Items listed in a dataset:

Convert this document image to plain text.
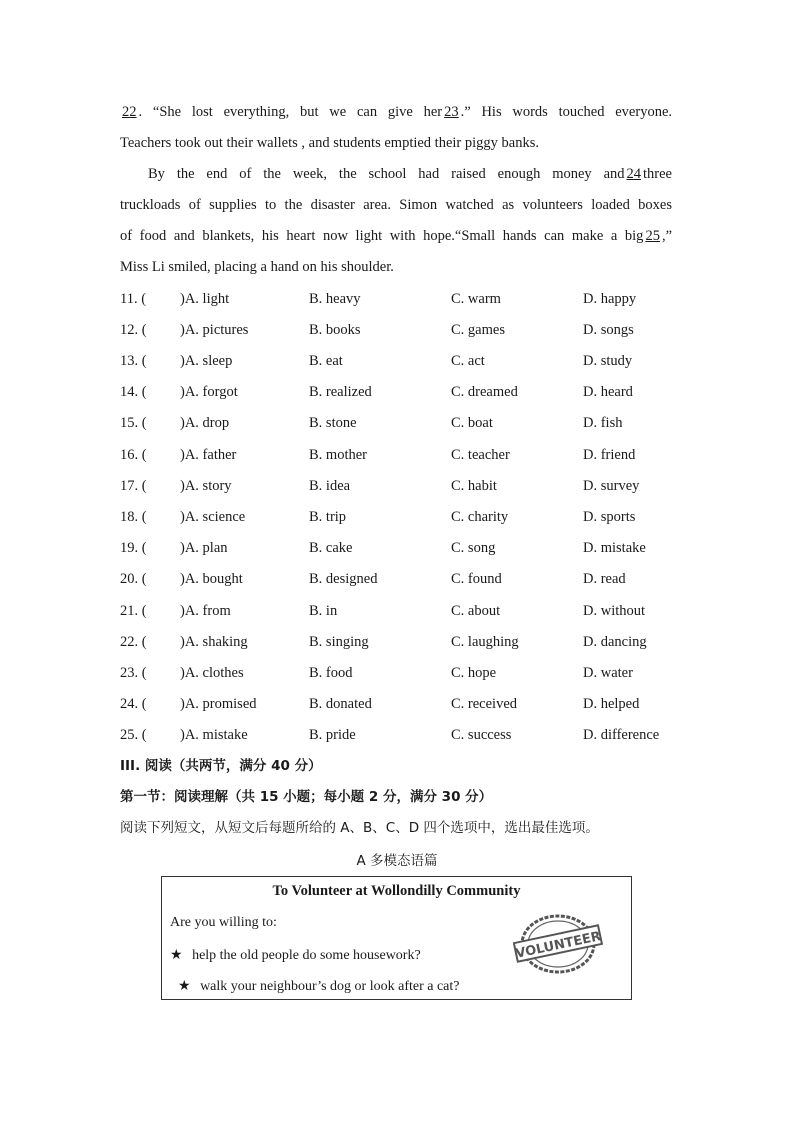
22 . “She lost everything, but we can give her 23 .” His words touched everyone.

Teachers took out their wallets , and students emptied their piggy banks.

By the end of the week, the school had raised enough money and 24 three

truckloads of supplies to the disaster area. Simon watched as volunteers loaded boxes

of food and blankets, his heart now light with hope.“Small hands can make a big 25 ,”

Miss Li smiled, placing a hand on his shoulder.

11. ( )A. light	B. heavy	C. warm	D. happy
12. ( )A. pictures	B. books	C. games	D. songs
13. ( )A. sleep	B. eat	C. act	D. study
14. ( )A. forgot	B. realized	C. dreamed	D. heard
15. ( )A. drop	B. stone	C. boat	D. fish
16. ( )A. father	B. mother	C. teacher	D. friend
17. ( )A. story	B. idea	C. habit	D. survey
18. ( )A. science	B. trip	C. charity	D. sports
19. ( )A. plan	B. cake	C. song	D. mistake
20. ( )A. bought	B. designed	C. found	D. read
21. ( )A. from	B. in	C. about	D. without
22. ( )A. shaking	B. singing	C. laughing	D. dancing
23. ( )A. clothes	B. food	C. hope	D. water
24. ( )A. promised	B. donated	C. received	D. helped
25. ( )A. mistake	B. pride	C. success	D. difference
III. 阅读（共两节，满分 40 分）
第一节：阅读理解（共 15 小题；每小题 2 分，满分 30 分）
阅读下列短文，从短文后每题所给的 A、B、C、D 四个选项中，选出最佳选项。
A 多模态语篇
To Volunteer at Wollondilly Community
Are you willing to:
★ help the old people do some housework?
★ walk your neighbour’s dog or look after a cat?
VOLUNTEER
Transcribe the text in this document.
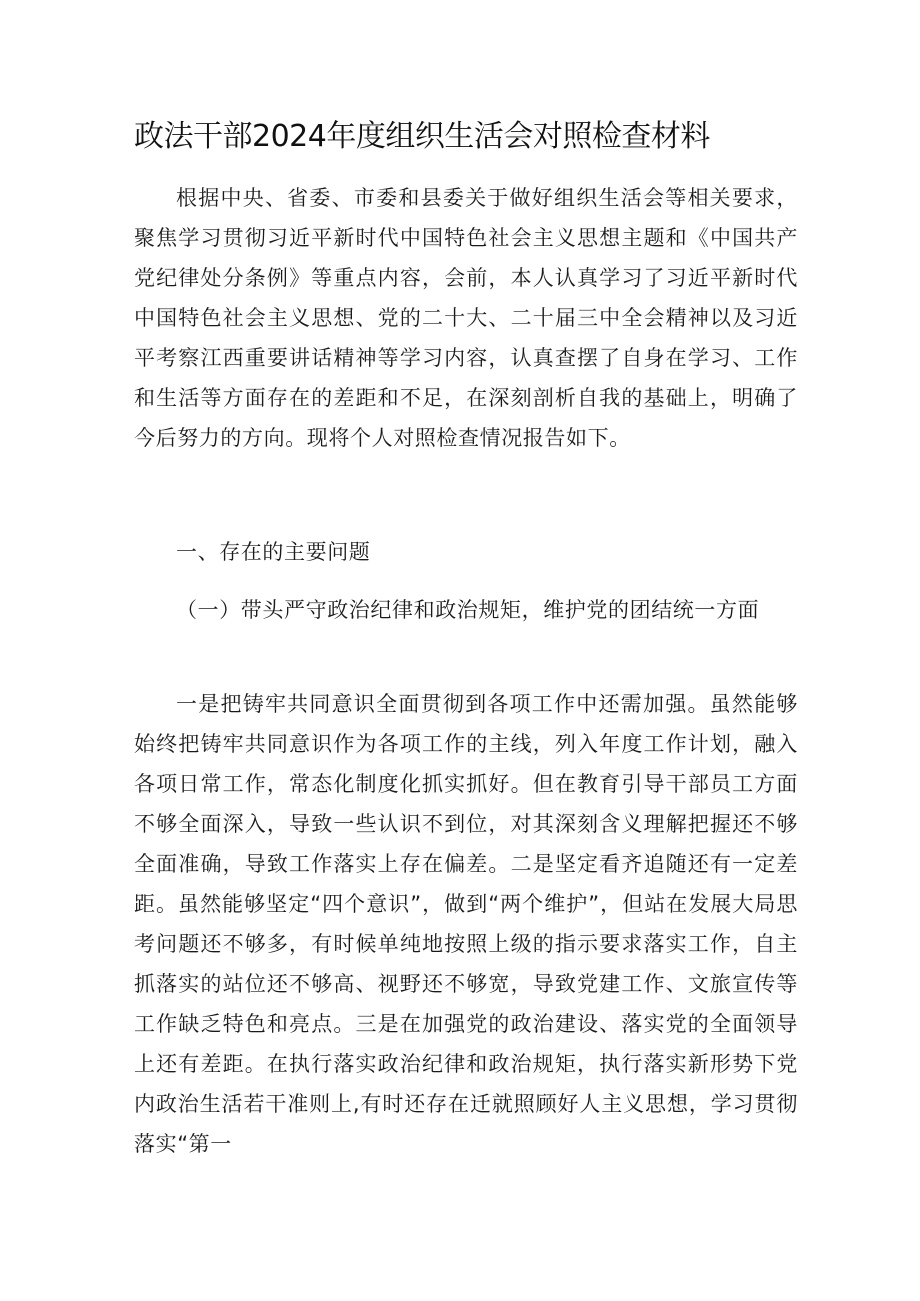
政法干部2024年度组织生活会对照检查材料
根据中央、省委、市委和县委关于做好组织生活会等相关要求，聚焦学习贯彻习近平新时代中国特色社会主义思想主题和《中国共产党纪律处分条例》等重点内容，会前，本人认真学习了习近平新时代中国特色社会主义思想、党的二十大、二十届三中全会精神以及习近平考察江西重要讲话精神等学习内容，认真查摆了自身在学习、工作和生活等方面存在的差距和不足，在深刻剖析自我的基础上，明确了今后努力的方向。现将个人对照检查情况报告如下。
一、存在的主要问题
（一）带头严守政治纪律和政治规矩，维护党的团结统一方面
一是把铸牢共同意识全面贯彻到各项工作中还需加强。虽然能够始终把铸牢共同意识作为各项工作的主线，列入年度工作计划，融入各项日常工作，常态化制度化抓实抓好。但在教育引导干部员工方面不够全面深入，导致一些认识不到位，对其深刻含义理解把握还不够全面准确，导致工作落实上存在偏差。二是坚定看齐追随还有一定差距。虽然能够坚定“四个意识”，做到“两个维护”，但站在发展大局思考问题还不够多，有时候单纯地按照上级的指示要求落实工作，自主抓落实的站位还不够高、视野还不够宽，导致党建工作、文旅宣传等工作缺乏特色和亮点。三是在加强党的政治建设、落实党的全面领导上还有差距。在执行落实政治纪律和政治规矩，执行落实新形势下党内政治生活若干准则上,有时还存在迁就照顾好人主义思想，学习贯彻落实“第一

**REQUEST**: Copy exactly, please, the lines that run from the line holding "Transcribe the text in this document." through the closing line of the material above, omitting every picture.

**COMPLETE ANSWER**:
Transcribe the text in this document.
政法干部2024年度组织生活会对照检查材料
根据中央、省委、市委和县委关于做好组织生活会等相关要求，聚焦学习贯彻习近平新时代中国特色社会主义思想主题和《中国共产党纪律处分条例》等重点内容，会前，本人认真学习了习近平新时代中国特色社会主义思想、党的二十大、二十届三中全会精神以及习近平考察江西重要讲话精神等学习内容，认真查摆了自身在学习、工作和生活等方面存在的差距和不足，在深刻剖析自我的基础上，明确了今后努力的方向。现将个人对照检查情况报告如下。
一、存在的主要问题
（一）带头严守政治纪律和政治规矩，维护党的团结统一方面
一是把铸牢共同意识全面贯彻到各项工作中还需加强。虽然能够始终把铸牢共同意识作为各项工作的主线，列入年度工作计划，融入各项日常工作，常态化制度化抓实抓好。但在教育引导干部员工方面不够全面深入，导致一些认识不到位，对其深刻含义理解把握还不够全面准确，导致工作落实上存在偏差。二是坚定看齐追随还有一定差距。虽然能够坚定“四个意识”，做到“两个维护”，但站在发展大局思考问题还不够多，有时候单纯地按照上级的指示要求落实工作，自主抓落实的站位还不够高、视野还不够宽，导致党建工作、文旅宣传等工作缺乏特色和亮点。三是在加强党的政治建设、落实党的全面领导上还有差距。在执行落实政治纪律和政治规矩，执行落实新形势下党内政治生活若干准则上,有时还存在迁就照顾好人主义思想，学习贯彻落实“第一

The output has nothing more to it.